Objective: Restate each of the lines given below, word for word.

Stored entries
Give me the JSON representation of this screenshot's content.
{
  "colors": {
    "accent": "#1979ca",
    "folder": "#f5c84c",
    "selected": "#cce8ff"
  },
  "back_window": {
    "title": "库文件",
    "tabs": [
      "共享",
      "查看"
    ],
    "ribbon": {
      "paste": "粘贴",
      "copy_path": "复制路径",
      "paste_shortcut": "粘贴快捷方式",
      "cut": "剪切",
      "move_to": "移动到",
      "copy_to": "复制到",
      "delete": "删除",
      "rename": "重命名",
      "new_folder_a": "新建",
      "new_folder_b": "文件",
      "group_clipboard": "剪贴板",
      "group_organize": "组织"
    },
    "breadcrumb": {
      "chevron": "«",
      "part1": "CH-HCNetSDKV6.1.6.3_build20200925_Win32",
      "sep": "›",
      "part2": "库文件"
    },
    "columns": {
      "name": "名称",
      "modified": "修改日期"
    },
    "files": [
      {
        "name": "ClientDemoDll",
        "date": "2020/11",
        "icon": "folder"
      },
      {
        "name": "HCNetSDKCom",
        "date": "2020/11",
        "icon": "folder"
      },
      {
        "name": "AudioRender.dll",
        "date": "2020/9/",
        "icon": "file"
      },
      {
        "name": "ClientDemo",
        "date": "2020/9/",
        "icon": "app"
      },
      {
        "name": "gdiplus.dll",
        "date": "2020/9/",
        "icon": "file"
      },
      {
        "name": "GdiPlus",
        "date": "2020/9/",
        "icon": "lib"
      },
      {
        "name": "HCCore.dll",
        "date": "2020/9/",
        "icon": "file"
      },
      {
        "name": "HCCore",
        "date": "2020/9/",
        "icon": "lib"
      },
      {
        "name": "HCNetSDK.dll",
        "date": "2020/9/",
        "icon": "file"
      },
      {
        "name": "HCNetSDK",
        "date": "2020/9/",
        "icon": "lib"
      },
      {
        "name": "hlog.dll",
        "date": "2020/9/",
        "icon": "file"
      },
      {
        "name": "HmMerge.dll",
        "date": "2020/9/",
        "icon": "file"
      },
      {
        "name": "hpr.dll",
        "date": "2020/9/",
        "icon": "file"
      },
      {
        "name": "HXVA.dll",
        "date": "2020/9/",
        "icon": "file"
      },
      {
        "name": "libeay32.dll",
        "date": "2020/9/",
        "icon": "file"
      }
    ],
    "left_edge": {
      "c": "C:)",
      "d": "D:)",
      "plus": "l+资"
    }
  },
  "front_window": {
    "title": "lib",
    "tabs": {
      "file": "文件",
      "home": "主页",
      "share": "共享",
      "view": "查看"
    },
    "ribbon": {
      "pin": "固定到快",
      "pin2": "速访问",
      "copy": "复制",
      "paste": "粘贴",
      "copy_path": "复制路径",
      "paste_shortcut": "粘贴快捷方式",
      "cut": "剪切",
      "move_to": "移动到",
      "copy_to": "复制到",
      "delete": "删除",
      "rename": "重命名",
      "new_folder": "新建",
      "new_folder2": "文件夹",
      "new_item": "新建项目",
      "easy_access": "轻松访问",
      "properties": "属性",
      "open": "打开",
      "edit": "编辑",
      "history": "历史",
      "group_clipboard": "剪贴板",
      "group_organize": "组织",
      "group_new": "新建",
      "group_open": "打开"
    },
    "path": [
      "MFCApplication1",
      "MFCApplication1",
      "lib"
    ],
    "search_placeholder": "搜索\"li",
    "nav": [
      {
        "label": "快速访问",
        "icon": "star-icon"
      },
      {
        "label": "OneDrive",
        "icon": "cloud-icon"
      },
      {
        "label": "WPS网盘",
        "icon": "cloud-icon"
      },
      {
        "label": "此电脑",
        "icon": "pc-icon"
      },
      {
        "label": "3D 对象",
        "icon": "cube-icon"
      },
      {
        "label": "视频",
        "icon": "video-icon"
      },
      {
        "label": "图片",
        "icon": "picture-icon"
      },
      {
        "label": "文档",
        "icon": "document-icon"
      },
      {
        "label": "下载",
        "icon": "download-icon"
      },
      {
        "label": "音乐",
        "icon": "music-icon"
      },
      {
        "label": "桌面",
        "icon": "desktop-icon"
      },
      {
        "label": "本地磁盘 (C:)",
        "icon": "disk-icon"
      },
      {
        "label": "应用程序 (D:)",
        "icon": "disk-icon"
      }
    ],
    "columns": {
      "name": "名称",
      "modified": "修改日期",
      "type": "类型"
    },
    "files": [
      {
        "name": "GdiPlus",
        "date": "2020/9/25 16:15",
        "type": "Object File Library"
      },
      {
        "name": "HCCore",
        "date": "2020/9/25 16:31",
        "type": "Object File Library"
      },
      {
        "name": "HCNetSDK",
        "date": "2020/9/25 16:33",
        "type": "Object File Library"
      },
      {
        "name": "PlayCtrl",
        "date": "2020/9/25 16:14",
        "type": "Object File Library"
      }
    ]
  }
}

Answer for the task:
Give me the JSON representation of this screenshot's content.
{
  "colors": {
    "accent": "#1979ca",
    "folder": "#f5c84c",
    "selected": "#cce8ff"
  },
  "back_window": {
    "title": "库文件",
    "tabs": [
      "共享",
      "查看"
    ],
    "ribbon": {
      "paste": "粘贴",
      "copy_path": "复制路径",
      "paste_shortcut": "粘贴快捷方式",
      "cut": "剪切",
      "move_to": "移动到",
      "copy_to": "复制到",
      "delete": "删除",
      "rename": "重命名",
      "new_folder_a": "新建",
      "new_folder_b": "文件",
      "group_clipboard": "剪贴板",
      "group_organize": "组织"
    },
    "breadcrumb": {
      "chevron": "«",
      "part1": "CH-HCNetSDKV6.1.6.3_build20200925_Win32",
      "sep": "›",
      "part2": "库文件"
    },
    "columns": {
      "name": "名称",
      "modified": "修改日期"
    },
    "files": [
      {
        "name": "ClientDemoDll",
        "date": "2020/11",
        "icon": "folder"
      },
      {
        "name": "HCNetSDKCom",
        "date": "2020/11",
        "icon": "folder"
      },
      {
        "name": "AudioRender.dll",
        "date": "2020/9/",
        "icon": "file"
      },
      {
        "name": "ClientDemo",
        "date": "2020/9/",
        "icon": "app"
      },
      {
        "name": "gdiplus.dll",
        "date": "2020/9/",
        "icon": "file"
      },
      {
        "name": "GdiPlus",
        "date": "2020/9/",
        "icon": "lib"
      },
      {
        "name": "HCCore.dll",
        "date": "2020/9/",
        "icon": "file"
      },
      {
        "name": "HCCore",
        "date": "2020/9/",
        "icon": "lib"
      },
      {
        "name": "HCNetSDK.dll",
        "date": "2020/9/",
        "icon": "file"
      },
      {
        "name": "HCNetSDK",
        "date": "2020/9/",
        "icon": "lib"
      },
      {
        "name": "hlog.dll",
        "date": "2020/9/",
        "icon": "file"
      },
      {
        "name": "HmMerge.dll",
        "date": "2020/9/",
        "icon": "file"
      },
      {
        "name": "hpr.dll",
        "date": "2020/9/",
        "icon": "file"
      },
      {
        "name": "HXVA.dll",
        "date": "2020/9/",
        "icon": "file"
      },
      {
        "name": "libeay32.dll",
        "date": "2020/9/",
        "icon": "file"
      }
    ],
    "left_edge": {
      "c": "C:)",
      "d": "D:)",
      "plus": "l+资"
    }
  },
  "front_window": {
    "title": "lib",
    "tabs": {
      "file": "文件",
      "home": "主页",
      "share": "共享",
      "view": "查看"
    },
    "ribbon": {
      "pin": "固定到快",
      "pin2": "速访问",
      "copy": "复制",
      "paste": "粘贴",
      "copy_path": "复制路径",
      "paste_shortcut": "粘贴快捷方式",
      "cut": "剪切",
      "move_to": "移动到",
      "copy_to": "复制到",
      "delete": "删除",
      "rename": "重命名",
      "new_folder": "新建",
      "new_folder2": "文件夹",
      "new_item": "新建项目",
      "easy_access": "轻松访问",
      "properties": "属性",
      "open": "打开",
      "edit": "编辑",
      "history": "历史",
      "group_clipboard": "剪贴板",
      "group_organize": "组织",
      "group_new": "新建",
      "group_open": "打开"
    },
    "path": [
      "MFCApplication1",
      "MFCApplication1",
      "lib"
    ],
    "search_placeholder": "搜索\"li",
    "nav": [
      {
        "label": "快速访问",
        "icon": "star-icon"
      },
      {
        "label": "OneDrive",
        "icon": "cloud-icon"
      },
      {
        "label": "WPS网盘",
        "icon": "cloud-icon"
      },
      {
        "label": "此电脑",
        "icon": "pc-icon"
      },
      {
        "label": "3D 对象",
        "icon": "cube-icon"
      },
      {
        "label": "视频",
        "icon": "video-icon"
      },
      {
        "label": "图片",
        "icon": "picture-icon"
      },
      {
        "label": "文档",
        "icon": "document-icon"
      },
      {
        "label": "下载",
        "icon": "download-icon"
      },
      {
        "label": "音乐",
        "icon": "music-icon"
      },
      {
        "label": "桌面",
        "icon": "desktop-icon"
      },
      {
        "label": "本地磁盘 (C:)",
        "icon": "disk-icon"
      },
      {
        "label": "应用程序 (D:)",
        "icon": "disk-icon"
      }
    ],
    "columns": {
      "name": "名称",
      "modified": "修改日期",
      "type": "类型"
    },
    "files": [
      {
        "name": "GdiPlus",
        "date": "2020/9/25 16:15",
        "type": "Object File Library"
      },
      {
        "name": "HCCore",
        "date": "2020/9/25 16:31",
        "type": "Object File Library"
      },
      {
        "name": "HCNetSDK",
        "date": "2020/9/25 16:33",
        "type": "Object File Library"
      },
      {
        "name": "PlayCtrl",
        "date": "2020/9/25 16:14",
        "type": "Object File Library"
      }
    ]
  }
}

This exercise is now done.